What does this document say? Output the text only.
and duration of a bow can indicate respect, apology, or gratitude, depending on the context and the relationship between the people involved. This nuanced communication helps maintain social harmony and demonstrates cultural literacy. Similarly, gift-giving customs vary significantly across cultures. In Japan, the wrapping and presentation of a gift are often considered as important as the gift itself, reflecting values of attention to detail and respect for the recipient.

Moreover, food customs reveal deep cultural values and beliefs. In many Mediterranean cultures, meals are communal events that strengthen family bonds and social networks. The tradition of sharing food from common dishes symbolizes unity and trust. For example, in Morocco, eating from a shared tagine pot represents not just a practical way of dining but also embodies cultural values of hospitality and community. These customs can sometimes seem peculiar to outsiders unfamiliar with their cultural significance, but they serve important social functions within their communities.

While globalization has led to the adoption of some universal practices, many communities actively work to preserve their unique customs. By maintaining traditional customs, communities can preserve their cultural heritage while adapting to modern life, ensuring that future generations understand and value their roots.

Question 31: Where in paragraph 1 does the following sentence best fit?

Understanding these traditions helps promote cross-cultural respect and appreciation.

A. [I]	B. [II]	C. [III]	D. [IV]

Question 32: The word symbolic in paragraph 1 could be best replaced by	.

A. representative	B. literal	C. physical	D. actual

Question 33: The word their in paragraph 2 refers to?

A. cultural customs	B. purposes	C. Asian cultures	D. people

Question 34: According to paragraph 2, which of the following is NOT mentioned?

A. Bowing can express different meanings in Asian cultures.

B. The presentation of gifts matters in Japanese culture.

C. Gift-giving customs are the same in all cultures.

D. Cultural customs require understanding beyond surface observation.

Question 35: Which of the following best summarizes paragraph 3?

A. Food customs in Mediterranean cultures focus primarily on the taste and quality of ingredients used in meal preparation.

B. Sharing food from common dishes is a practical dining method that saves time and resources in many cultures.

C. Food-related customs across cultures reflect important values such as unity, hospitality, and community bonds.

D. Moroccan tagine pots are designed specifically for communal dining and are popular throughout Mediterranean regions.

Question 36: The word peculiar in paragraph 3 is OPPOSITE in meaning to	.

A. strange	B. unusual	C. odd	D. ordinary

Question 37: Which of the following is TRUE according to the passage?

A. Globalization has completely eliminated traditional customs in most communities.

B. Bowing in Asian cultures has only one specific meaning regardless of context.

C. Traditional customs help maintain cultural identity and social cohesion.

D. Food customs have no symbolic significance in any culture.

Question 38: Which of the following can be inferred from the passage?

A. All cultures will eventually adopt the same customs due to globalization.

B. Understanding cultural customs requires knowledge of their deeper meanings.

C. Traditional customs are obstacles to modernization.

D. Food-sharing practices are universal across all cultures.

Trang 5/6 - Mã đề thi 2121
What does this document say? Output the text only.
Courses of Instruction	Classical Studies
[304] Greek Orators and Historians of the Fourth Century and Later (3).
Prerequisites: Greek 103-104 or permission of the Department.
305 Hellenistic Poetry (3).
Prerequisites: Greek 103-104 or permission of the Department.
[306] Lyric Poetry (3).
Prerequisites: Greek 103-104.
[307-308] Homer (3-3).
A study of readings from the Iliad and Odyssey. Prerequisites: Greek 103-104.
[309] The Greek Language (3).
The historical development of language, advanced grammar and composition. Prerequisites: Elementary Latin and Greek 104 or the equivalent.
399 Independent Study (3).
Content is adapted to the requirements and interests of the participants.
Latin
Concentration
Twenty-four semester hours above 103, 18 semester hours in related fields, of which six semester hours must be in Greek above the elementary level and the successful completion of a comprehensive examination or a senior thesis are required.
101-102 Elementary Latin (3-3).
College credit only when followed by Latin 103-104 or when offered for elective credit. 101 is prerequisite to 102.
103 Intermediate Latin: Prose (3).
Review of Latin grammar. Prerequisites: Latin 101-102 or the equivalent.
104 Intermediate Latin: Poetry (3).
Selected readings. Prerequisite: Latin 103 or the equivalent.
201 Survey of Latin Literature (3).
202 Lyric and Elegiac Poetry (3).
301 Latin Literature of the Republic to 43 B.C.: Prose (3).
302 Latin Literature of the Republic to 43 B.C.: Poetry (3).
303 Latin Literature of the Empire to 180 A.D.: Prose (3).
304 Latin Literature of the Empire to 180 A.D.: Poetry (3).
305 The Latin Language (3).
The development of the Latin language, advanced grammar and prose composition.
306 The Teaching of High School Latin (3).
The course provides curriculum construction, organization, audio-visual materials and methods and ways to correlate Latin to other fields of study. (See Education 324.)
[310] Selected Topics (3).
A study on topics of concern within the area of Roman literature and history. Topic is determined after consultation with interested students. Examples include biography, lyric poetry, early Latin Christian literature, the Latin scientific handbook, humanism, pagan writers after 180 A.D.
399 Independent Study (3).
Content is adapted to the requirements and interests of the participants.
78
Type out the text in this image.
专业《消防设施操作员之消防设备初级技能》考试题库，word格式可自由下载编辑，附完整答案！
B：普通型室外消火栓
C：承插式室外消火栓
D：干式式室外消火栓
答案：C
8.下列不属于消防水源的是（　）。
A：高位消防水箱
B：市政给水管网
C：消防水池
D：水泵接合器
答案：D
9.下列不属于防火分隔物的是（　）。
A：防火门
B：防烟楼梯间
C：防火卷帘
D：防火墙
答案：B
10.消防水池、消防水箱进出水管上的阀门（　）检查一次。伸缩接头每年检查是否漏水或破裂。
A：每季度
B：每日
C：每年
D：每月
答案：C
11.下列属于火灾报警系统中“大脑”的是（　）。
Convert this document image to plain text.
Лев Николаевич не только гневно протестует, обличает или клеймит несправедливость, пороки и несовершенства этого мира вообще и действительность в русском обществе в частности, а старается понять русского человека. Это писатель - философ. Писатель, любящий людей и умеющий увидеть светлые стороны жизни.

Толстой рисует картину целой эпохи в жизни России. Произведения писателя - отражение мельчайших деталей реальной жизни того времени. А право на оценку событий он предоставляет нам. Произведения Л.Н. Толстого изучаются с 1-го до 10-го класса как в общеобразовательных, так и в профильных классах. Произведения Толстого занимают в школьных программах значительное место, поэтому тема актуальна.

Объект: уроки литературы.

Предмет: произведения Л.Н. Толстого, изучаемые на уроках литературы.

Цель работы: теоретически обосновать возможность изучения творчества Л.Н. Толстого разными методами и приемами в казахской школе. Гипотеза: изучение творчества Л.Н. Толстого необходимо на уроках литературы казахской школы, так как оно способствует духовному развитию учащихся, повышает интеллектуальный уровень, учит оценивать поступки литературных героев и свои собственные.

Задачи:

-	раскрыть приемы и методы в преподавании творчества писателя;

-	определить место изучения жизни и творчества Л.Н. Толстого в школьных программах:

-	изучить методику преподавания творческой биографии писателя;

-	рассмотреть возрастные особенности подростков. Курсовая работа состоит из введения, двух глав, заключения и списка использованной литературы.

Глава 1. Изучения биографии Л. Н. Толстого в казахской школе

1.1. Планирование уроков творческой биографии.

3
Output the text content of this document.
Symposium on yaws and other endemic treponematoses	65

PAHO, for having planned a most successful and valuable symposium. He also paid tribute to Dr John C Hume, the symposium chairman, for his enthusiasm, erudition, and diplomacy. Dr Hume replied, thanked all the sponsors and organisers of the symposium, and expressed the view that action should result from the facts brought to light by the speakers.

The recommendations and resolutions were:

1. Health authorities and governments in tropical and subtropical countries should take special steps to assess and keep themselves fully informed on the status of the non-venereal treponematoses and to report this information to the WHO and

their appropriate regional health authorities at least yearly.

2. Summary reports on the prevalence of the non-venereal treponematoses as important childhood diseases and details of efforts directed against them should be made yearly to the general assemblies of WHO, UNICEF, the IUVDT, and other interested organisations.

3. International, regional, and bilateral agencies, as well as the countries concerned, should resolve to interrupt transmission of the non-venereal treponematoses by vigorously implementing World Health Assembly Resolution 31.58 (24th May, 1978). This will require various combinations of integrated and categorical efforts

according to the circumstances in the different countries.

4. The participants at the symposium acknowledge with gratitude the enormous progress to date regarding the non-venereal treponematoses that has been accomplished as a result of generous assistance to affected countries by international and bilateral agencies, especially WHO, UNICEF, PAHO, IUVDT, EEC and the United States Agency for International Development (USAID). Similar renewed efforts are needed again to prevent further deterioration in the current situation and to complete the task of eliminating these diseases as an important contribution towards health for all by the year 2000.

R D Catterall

---*---

--- Instruction ---
Show every line from the entries above in which the word "most" appears.

--- Answer for this exercise ---
A. Globalization has completely eliminated traditional customs in most communities.
PAHO, for having planned a most successful and valuable symposium. He also paid tribute to Dr John C Hume, the symposium chairman, for his enthusiasm, erudition, and diplomacy. Dr Hume replied, thanked all the sponsors and organisers of the symposium, and expressed the view that action should result from the facts brought to light by the speakers.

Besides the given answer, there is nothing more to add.